*** GIVEN RECORDS
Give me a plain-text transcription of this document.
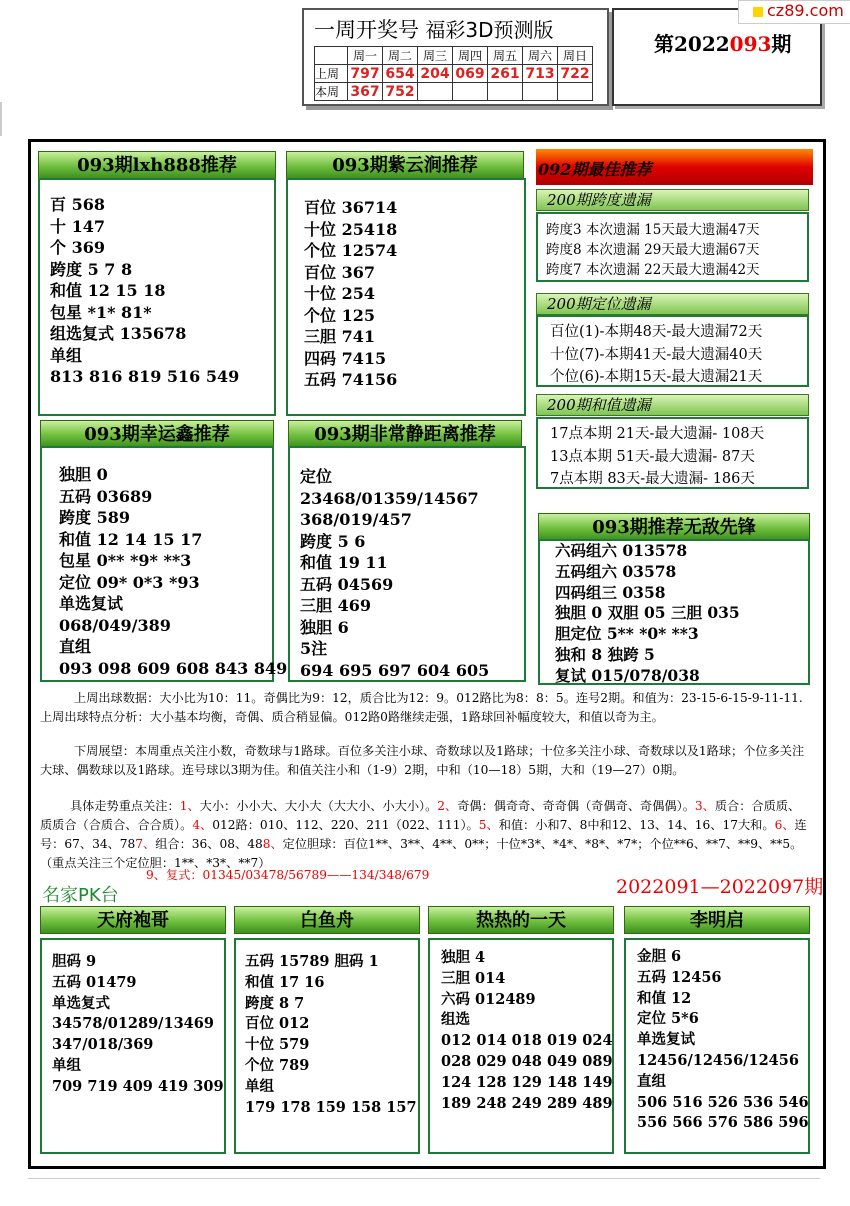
一周开奖号 福彩3D预测版
	周一	周二	周三	周四	周五	周六	周日
上周	797	654	204	069	261	713	722
本周	367	752					
第2022093期
cz89.com
093期lxh888推荐
百 568
十 147
个 369
跨度 5 7 8
和值 12 15 18
包星 *1* 81*
组选复式 135678
单组
813 816 819 516 549
093期紫云涧推荐
百位 36714
十位 25418
个位 12574
百位 367
十位 254
个位 125
三胆 741
四码 7415
五码 74156
093期幸运鑫推荐
独胆 0
五码 03689
跨度 589
和值 12 14 15 17
包星 0** *9* **3
定位 09* 0*3 *93
单选复试
068/049/389
直组
093 098 609 608 843 849
093期非常静距离推荐
定位
23468/01359/14567
368/019/457
跨度 5 6
和值 19 11
五码 04569
三胆 469
独胆 6
5注
694 695 697 604 605
092期最佳推荐
200期跨度遗漏
跨度3 本次遗漏 15天最大遗漏47天
跨度8 本次遗漏 29天最大遗漏67天
跨度7 本次遗漏 22天最大遗漏42天
200期定位遗漏
百位(1)-本期48天-最大遗漏72天
十位(7)-本期41天-最大遗漏40天
个位(6)-本期15天-最大遗漏21天
200期和值遗漏
17点本期 21天-最大遗漏- 108天
13点本期 51天-最大遗漏- 87天
7点本期 83天-最大遗漏- 186天
093期推荐无敌先锋
六码组六 013578
五码组六 03578
四码组三 0358
独胆 0 双胆 05 三胆 035
胆定位 5** *0* **3
独和 8 独跨 5
复试 015/078/038
上周出球数据：大小比为10：11。奇偶比为9：12，质合比为12：9。012路比为8：8：5。连号2期。和值为：23-15-6-15-9-11-11.上周出球特点分析：大小基本均衡，奇偶、质合稍显偏。012路0路继续走强，1路球回补幅度较大，和值以奇为主。
下周展望：本周重点关注小数，奇数球与1路球。百位多关注小球、奇数球以及1路球；十位多关注小球、奇数球以及1路球；个位多关注大球、偶数球以及1路球。连号球以3期为佳。和值关注小和（1-9）2期，中和（10—18）5期，大和（19—27）0期。
具体走势重点关注：1、大小：小小大、大小大（大大小、小大小）。2、奇偶：偶奇奇、奇奇偶（奇偶奇、奇偶偶）。3、质合：合质质、质质合（合质合、合合质）。4、012路：010、112、220、211（022、111）。5、和值：小和7、8中和12、13、14、16、17大和。6、连号：67、34、787、组合：36、08、488、定位胆球：百位1**、3**、4**、0**；十位*3*、*4*、*8*、*7*；个位**6、**7、**9、**5。（重点关注三个定位胆：1**、*3*、**7）
9、复式：01345/03478/56789——134/348/679
名家PK台	2022091—2022097期
天府袍哥
胆码 9
五码 01479
单选复式
34578/01289/13469
347/018/369
单组
709 719 409 419 309
白鱼舟
五码 15789 胆码 1
和值 17 16
跨度 8 7
百位 012
十位 579
个位 789
单组
179 178 159 158 157
热热的一天
独胆 4
三胆 014
六码 012489
组选
012 014 018 019 024
028 029 048 049 089
124 128 129 148 149
189 248 249 289 489
李明启
金胆 6
五码 12456
和值 12
定位 5*6
单选复试
12456/12456/12456
直组
506 516 526 536 546
556 566 576 586 596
******
### [WORK TO BE COMPLETED]
Print out the material word for word, omitting the pictures.

### [TASK RESPONSE]
Give me a plain-text transcription of this document.
一周开奖号 福彩3D预测版
	周一	周二	周三	周四	周五	周六	周日
上周	797	654	204	069	261	713	722
本周	367	752					
第2022093期
cz89.com
093期lxh888推荐
百 568
十 147
个 369
跨度 5 7 8
和值 12 15 18
包星 *1* 81*
组选复式 135678
单组
813 816 819 516 549
093期紫云涧推荐
百位 36714
十位 25418
个位 12574
百位 367
十位 254
个位 125
三胆 741
四码 7415
五码 74156
093期幸运鑫推荐
独胆 0
五码 03689
跨度 589
和值 12 14 15 17
包星 0** *9* **3
定位 09* 0*3 *93
单选复试
068/049/389
直组
093 098 609 608 843 849
093期非常静距离推荐
定位
23468/01359/14567
368/019/457
跨度 5 6
和值 19 11
五码 04569
三胆 469
独胆 6
5注
694 695 697 604 605
092期最佳推荐
200期跨度遗漏
跨度3 本次遗漏 15天最大遗漏47天
跨度8 本次遗漏 29天最大遗漏67天
跨度7 本次遗漏 22天最大遗漏42天
200期定位遗漏
百位(1)-本期48天-最大遗漏72天
十位(7)-本期41天-最大遗漏40天
个位(6)-本期15天-最大遗漏21天
200期和值遗漏
17点本期 21天-最大遗漏- 108天
13点本期 51天-最大遗漏- 87天
7点本期 83天-最大遗漏- 186天
093期推荐无敌先锋
六码组六 013578
五码组六 03578
四码组三 0358
独胆 0 双胆 05 三胆 035
胆定位 5** *0* **3
独和 8 独跨 5
复试 015/078/038
上周出球数据：大小比为10：11。奇偶比为9：12，质合比为12：9。012路比为8：8：5。连号2期。和值为：23-15-6-15-9-11-11.上周出球特点分析：大小基本均衡，奇偶、质合稍显偏。012路0路继续走强，1路球回补幅度较大，和值以奇为主。
下周展望：本周重点关注小数，奇数球与1路球。百位多关注小球、奇数球以及1路球；十位多关注小球、奇数球以及1路球；个位多关注大球、偶数球以及1路球。连号球以3期为佳。和值关注小和（1-9）2期，中和（10—18）5期，大和（19—27）0期。
具体走势重点关注：1、大小：小小大、大小大（大大小、小大小）。2、奇偶：偶奇奇、奇奇偶（奇偶奇、奇偶偶）。3、质合：合质质、质质合（合质合、合合质）。4、012路：010、112、220、211（022、111）。5、和值：小和7、8中和12、13、14、16、17大和。6、连号：67、34、787、组合：36、08、488、定位胆球：百位1**、3**、4**、0**；十位*3*、*4*、*8*、*7*；个位**6、**7、**9、**5。（重点关注三个定位胆：1**、*3*、**7）
9、复式：01345/03478/56789——134/348/679
名家PK台	2022091—2022097期
天府袍哥
胆码 9
五码 01479
单选复式
34578/01289/13469
347/018/369
单组
709 719 409 419 309
白鱼舟
五码 15789 胆码 1
和值 17 16
跨度 8 7
百位 012
十位 579
个位 789
单组
179 178 159 158 157
热热的一天
独胆 4
三胆 014
六码 012489
组选
012 014 018 019 024
028 029 048 049 089
124 128 129 148 149
189 248 249 289 489
李明启
金胆 6
五码 12456
和值 12
定位 5*6
单选复试
12456/12456/12456
直组
506 516 526 536 546
556 566 576 586 596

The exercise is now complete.